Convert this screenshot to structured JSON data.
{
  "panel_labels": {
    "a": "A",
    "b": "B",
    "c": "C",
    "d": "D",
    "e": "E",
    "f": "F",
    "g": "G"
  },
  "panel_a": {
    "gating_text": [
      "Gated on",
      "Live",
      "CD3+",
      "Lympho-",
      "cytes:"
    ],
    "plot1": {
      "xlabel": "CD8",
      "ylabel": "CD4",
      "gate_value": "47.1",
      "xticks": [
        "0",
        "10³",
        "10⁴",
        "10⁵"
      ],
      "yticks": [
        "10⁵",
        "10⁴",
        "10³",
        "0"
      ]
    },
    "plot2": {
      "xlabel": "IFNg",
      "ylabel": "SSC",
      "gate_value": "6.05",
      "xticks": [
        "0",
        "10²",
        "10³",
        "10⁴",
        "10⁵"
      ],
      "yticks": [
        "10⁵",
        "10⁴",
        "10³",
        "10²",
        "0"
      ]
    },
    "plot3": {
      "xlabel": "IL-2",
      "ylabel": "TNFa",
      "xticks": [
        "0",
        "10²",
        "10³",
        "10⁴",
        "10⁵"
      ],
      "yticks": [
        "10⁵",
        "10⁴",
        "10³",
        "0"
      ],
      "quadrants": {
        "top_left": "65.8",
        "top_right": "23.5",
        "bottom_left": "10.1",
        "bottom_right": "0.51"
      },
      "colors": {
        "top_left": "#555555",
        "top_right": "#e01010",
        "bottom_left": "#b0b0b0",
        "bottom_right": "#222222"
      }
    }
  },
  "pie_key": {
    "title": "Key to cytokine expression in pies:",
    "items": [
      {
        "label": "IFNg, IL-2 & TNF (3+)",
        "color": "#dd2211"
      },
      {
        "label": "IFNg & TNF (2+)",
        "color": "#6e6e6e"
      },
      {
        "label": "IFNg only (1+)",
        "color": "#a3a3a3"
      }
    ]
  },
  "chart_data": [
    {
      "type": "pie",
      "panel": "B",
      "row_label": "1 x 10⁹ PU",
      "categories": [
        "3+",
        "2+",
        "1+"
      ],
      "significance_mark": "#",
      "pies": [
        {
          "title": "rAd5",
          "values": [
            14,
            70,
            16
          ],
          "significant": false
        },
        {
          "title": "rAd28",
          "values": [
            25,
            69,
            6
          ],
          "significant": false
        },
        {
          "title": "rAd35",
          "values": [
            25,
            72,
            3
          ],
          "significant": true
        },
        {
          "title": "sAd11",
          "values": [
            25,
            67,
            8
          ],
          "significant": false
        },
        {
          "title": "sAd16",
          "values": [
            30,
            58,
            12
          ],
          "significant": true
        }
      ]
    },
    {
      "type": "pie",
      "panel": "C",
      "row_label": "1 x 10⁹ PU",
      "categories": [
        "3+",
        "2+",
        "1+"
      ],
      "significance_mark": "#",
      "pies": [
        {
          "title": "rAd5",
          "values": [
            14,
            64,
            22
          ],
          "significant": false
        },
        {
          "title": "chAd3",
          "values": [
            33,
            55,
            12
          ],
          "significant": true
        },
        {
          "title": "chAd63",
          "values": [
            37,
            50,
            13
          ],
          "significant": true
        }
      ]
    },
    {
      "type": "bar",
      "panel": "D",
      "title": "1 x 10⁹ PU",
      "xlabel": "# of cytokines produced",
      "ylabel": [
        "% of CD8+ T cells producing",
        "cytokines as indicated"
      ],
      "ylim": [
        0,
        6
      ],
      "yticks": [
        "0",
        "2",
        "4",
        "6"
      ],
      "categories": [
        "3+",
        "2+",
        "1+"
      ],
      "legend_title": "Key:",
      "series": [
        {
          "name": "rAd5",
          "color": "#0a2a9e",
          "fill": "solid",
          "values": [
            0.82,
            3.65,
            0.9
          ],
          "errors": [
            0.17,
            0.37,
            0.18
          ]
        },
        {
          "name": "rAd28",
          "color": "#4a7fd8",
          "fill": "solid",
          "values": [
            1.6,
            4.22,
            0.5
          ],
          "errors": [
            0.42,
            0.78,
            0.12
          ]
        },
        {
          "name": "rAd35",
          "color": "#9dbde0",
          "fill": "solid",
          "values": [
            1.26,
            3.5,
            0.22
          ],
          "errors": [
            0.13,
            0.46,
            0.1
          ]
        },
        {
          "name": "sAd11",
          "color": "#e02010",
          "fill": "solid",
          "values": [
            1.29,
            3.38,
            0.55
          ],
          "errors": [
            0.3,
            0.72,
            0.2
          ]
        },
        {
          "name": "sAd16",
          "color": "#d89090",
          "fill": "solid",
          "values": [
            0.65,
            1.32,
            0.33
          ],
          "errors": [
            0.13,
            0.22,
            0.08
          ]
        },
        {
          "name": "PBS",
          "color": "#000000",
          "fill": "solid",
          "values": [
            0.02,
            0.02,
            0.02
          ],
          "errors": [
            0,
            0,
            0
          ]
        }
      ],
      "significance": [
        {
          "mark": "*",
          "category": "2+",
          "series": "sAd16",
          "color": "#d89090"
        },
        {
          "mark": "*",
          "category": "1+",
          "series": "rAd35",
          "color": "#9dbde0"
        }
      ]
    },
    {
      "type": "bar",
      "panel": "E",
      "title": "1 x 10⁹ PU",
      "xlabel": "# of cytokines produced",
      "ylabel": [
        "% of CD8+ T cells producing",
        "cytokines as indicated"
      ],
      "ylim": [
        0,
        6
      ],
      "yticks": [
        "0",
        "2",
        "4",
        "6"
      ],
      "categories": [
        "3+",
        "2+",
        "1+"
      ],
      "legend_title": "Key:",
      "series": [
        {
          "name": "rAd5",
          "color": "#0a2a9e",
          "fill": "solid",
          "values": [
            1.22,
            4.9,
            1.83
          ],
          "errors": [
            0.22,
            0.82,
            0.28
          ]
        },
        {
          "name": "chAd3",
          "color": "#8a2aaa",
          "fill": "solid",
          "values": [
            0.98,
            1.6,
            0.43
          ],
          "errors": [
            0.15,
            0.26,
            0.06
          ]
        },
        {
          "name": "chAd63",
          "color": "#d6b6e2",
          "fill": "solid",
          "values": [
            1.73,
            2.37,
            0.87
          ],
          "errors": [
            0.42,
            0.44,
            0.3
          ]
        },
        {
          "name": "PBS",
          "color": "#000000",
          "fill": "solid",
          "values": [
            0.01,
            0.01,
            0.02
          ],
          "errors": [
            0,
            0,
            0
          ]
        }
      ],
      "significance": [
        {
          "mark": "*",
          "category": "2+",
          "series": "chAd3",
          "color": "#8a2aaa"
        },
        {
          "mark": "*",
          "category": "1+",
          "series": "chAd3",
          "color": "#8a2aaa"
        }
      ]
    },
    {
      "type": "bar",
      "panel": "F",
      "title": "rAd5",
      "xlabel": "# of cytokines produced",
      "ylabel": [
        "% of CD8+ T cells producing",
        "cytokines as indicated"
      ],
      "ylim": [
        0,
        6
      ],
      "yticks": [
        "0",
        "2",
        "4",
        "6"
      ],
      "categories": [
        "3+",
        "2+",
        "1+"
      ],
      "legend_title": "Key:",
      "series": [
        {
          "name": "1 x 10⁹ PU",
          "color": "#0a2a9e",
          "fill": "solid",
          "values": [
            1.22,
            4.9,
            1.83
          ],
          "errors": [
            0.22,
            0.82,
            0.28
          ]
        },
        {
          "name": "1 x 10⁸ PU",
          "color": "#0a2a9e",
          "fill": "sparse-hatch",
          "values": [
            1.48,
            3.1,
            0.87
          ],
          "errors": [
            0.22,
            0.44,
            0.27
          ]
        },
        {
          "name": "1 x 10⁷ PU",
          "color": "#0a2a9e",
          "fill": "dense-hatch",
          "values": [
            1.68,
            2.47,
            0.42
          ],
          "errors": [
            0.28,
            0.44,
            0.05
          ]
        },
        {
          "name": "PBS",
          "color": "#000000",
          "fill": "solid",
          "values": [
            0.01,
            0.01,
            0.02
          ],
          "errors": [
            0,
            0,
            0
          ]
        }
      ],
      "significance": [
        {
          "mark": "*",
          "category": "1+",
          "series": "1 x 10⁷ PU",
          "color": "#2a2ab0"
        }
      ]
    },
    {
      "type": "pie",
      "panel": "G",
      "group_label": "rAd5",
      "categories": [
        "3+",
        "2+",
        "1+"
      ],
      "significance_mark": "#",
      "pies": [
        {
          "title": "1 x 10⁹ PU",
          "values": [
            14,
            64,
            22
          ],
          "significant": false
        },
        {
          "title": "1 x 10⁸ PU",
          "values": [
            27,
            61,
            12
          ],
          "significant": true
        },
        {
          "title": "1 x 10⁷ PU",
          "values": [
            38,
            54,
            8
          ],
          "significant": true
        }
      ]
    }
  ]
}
----
■ **About this exercise**
Lines containing the word "IFNg" are to be pulled from the records and copied.

■ **Solution below**
      "xlabel": "IFNg",
        "label": "IFNg, IL-2 & TNF (3+)",
        "label": "IFNg & TNF (2+)",
        "label": "IFNg only (1+)",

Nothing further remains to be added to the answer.